**Work item A**
According to the excerpt on personal responsibility and grief, why don't we get to choose whether we grieve? Answer in one to three sentences.
**Work item B**
Copy the stretch of the excerpt on personal responsibility and grief from "I’m simply not" through "want to understand." word for word.

**Excerpt**
*** Block opens ***

I’m simply not going to do that. I’m not going to assume that God ordained me for life instead of all the others, just so that I could do what I do now. And I’m certainly not going to pretend that I’ve made it simply because I was strong enough, that I became “successful“ because I ”took responsibility.“
I think people tell others to take responsibility when they don’t want to understand.
Understanding is harder than posturing. Telling someone to “take responsibility” for their loss is a form of benevolent masturbation. It’s the inverse of inspirational porn: It’s sanctimonious porn.
Personal responsibility implies that there’s something to take responsibility for. You don’t take responsibility for being raped or losing your child. You take responsibility for how you choose to live in the wake of the horrors that confront you, but you don’t choose whether you grieve. We’re not that smart or powerful. When hell visits us, we don’t get to escape grieving.

*** Block closes ***

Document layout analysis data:
*** Block opens ***

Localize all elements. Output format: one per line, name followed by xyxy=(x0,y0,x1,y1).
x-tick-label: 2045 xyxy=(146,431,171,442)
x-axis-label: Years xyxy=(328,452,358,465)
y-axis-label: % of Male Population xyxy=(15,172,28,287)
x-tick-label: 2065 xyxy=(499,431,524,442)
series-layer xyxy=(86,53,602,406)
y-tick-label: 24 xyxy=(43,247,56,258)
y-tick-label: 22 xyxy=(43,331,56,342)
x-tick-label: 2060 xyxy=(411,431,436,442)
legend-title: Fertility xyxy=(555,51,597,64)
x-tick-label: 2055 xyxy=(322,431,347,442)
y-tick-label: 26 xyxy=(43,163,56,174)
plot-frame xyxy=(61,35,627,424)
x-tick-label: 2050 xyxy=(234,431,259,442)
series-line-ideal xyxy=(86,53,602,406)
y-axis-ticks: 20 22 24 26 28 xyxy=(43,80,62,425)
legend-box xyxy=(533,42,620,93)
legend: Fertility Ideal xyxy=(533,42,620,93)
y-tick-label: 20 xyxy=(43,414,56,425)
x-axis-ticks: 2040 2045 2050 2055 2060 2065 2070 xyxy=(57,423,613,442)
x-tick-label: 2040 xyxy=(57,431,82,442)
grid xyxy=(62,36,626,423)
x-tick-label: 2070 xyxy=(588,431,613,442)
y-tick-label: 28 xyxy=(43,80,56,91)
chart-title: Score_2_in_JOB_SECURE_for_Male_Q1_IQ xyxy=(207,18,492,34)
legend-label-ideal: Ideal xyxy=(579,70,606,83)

*** Block closes ***

**Exercise result A**
We aren't that smart or powerful, so when hell visits us we can't escape grieving. We can take responsibility only for how we choose to live in the wake of the horrors that confront us.

**Exercise result B**
I’m simply not going to do that. I’m not going to assume that God ordained me for life instead of all the others, just so that I could do what I do now. And I’m certainly not going to pretend that I’ve made it simply because I was strong enough, that I became “successful“ because I ”took responsibility.“
I think people tell others to take responsibility when they don’t want to understand.